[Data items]
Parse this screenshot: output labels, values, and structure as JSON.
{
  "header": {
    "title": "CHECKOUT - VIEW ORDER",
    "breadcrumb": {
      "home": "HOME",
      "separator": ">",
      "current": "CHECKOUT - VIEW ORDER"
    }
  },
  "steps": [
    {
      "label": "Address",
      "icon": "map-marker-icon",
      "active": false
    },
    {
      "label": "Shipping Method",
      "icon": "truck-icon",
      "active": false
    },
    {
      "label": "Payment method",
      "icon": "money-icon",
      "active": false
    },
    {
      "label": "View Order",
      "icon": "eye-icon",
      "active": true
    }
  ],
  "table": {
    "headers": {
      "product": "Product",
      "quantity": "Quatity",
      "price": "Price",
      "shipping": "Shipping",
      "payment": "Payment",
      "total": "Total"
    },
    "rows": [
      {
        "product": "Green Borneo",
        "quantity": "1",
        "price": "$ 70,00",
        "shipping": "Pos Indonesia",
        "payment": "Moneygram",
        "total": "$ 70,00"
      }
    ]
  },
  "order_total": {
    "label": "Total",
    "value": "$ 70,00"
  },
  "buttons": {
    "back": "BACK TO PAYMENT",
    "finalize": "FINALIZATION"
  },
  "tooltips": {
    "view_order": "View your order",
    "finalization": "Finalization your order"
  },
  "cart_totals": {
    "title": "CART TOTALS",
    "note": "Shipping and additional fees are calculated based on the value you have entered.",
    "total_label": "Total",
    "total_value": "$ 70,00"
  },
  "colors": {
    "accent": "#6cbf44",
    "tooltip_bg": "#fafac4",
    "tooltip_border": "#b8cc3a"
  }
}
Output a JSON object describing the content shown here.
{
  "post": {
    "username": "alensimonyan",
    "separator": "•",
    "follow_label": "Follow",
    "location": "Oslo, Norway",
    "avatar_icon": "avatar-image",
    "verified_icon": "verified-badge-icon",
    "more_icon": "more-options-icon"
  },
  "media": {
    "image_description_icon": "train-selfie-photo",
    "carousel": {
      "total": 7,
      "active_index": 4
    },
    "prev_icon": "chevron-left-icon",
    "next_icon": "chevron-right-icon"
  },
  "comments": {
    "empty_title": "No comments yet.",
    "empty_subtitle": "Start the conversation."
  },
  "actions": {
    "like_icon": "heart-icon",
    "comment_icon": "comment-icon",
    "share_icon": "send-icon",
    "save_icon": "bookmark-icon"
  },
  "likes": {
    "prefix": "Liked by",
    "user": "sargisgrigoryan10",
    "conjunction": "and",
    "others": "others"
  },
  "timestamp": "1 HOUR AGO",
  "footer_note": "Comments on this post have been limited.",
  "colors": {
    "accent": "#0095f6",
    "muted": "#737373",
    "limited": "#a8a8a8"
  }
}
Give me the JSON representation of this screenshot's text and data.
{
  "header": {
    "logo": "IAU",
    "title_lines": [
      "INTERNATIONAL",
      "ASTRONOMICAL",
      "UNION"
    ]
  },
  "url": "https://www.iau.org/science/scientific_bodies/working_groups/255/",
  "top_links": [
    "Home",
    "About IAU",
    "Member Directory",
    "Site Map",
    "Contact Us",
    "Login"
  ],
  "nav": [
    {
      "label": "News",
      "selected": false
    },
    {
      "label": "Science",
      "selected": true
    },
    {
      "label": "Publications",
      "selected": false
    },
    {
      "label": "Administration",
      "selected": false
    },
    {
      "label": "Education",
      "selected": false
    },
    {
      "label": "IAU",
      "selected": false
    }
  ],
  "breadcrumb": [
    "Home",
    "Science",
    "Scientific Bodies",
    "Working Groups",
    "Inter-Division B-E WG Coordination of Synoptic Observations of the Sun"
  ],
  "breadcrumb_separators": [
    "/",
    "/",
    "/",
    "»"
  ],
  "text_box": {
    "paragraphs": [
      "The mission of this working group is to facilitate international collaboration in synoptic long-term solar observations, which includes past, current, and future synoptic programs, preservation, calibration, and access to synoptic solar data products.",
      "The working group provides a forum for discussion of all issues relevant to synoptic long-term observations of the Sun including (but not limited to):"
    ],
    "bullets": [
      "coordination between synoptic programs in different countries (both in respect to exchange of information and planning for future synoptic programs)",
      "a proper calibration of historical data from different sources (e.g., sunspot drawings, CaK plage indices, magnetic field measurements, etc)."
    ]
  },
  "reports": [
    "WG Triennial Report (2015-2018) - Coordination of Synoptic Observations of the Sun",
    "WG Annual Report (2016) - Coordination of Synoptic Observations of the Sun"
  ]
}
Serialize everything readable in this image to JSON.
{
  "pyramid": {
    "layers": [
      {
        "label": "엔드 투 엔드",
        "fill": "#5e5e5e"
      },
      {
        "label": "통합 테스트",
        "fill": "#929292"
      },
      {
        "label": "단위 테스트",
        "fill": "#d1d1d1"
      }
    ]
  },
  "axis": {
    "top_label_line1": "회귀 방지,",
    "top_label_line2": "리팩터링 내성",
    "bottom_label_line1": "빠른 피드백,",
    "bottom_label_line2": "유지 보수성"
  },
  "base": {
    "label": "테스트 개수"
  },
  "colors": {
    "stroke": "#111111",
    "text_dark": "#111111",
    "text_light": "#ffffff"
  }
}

• [What needs to be done] Retype the records above exactly.

• [Response to this task]
Parse this screenshot: output labels, values, and structure as JSON.
{
  "header": {
    "title": "CHECKOUT - VIEW ORDER",
    "breadcrumb": {
      "home": "HOME",
      "separator": ">",
      "current": "CHECKOUT - VIEW ORDER"
    }
  },
  "steps": [
    {
      "label": "Address",
      "icon": "map-marker-icon",
      "active": false
    },
    {
      "label": "Shipping Method",
      "icon": "truck-icon",
      "active": false
    },
    {
      "label": "Payment method",
      "icon": "money-icon",
      "active": false
    },
    {
      "label": "View Order",
      "icon": "eye-icon",
      "active": true
    }
  ],
  "table": {
    "headers": {
      "product": "Product",
      "quantity": "Quatity",
      "price": "Price",
      "shipping": "Shipping",
      "payment": "Payment",
      "total": "Total"
    },
    "rows": [
      {
        "product": "Green Borneo",
        "quantity": "1",
        "price": "$ 70,00",
        "shipping": "Pos Indonesia",
        "payment": "Moneygram",
        "total": "$ 70,00"
      }
    ]
  },
  "order_total": {
    "label": "Total",
    "value": "$ 70,00"
  },
  "buttons": {
    "back": "BACK TO PAYMENT",
    "finalize": "FINALIZATION"
  },
  "tooltips": {
    "view_order": "View your order",
    "finalization": "Finalization your order"
  },
  "cart_totals": {
    "title": "CART TOTALS",
    "note": "Shipping and additional fees are calculated based on the value you have entered.",
    "total_label": "Total",
    "total_value": "$ 70,00"
  },
  "colors": {
    "accent": "#6cbf44",
    "tooltip_bg": "#fafac4",
    "tooltip_border": "#b8cc3a"
  }
}
Output a JSON object describing the content shown here.
{
  "post": {
    "username": "alensimonyan",
    "separator": "•",
    "follow_label": "Follow",
    "location": "Oslo, Norway",
    "avatar_icon": "avatar-image",
    "verified_icon": "verified-badge-icon",
    "more_icon": "more-options-icon"
  },
  "media": {
    "image_description_icon": "train-selfie-photo",
    "carousel": {
      "total": 7,
      "active_index": 4
    },
    "prev_icon": "chevron-left-icon",
    "next_icon": "chevron-right-icon"
  },
  "comments": {
    "empty_title": "No comments yet.",
    "empty_subtitle": "Start the conversation."
  },
  "actions": {
    "like_icon": "heart-icon",
    "comment_icon": "comment-icon",
    "share_icon": "send-icon",
    "save_icon": "bookmark-icon"
  },
  "likes": {
    "prefix": "Liked by",
    "user": "sargisgrigoryan10",
    "conjunction": "and",
    "others": "others"
  },
  "timestamp": "1 HOUR AGO",
  "footer_note": "Comments on this post have been limited.",
  "colors": {
    "accent": "#0095f6",
    "muted": "#737373",
    "limited": "#a8a8a8"
  }
}
Give me the JSON representation of this screenshot's text and data.
{
  "header": {
    "logo": "IAU",
    "title_lines": [
      "INTERNATIONAL",
      "ASTRONOMICAL",
      "UNION"
    ]
  },
  "url": "https://www.iau.org/science/scientific_bodies/working_groups/255/",
  "top_links": [
    "Home",
    "About IAU",
    "Member Directory",
    "Site Map",
    "Contact Us",
    "Login"
  ],
  "nav": [
    {
      "label": "News",
      "selected": false
    },
    {
      "label": "Science",
      "selected": true
    },
    {
      "label": "Publications",
      "selected": false
    },
    {
      "label": "Administration",
      "selected": false
    },
    {
      "label": "Education",
      "selected": false
    },
    {
      "label": "IAU",
      "selected": false
    }
  ],
  "breadcrumb": [
    "Home",
    "Science",
    "Scientific Bodies",
    "Working Groups",
    "Inter-Division B-E WG Coordination of Synoptic Observations of the Sun"
  ],
  "breadcrumb_separators": [
    "/",
    "/",
    "/",
    "»"
  ],
  "text_box": {
    "paragraphs": [
      "The mission of this working group is to facilitate international collaboration in synoptic long-term solar observations, which includes past, current, and future synoptic programs, preservation, calibration, and access to synoptic solar data products.",
      "The working group provides a forum for discussion of all issues relevant to synoptic long-term observations of the Sun including (but not limited to):"
    ],
    "bullets": [
      "coordination between synoptic programs in different countries (both in respect to exchange of information and planning for future synoptic programs)",
      "a proper calibration of historical data from different sources (e.g., sunspot drawings, CaK plage indices, magnetic field measurements, etc)."
    ]
  },
  "reports": [
    "WG Triennial Report (2015-2018) - Coordination of Synoptic Observations of the Sun",
    "WG Annual Report (2016) - Coordination of Synoptic Observations of the Sun"
  ]
}
Serialize everything readable in this image to JSON.
{
  "pyramid": {
    "layers": [
      {
        "label": "엔드 투 엔드",
        "fill": "#5e5e5e"
      },
      {
        "label": "통합 테스트",
        "fill": "#929292"
      },
      {
        "label": "단위 테스트",
        "fill": "#d1d1d1"
      }
    ]
  },
  "axis": {
    "top_label_line1": "회귀 방지,",
    "top_label_line2": "리팩터링 내성",
    "bottom_label_line1": "빠른 피드백,",
    "bottom_label_line2": "유지 보수성"
  },
  "base": {
    "label": "테스트 개수"
  },
  "colors": {
    "stroke": "#111111",
    "text_dark": "#111111",
    "text_light": "#ffffff"
  }
}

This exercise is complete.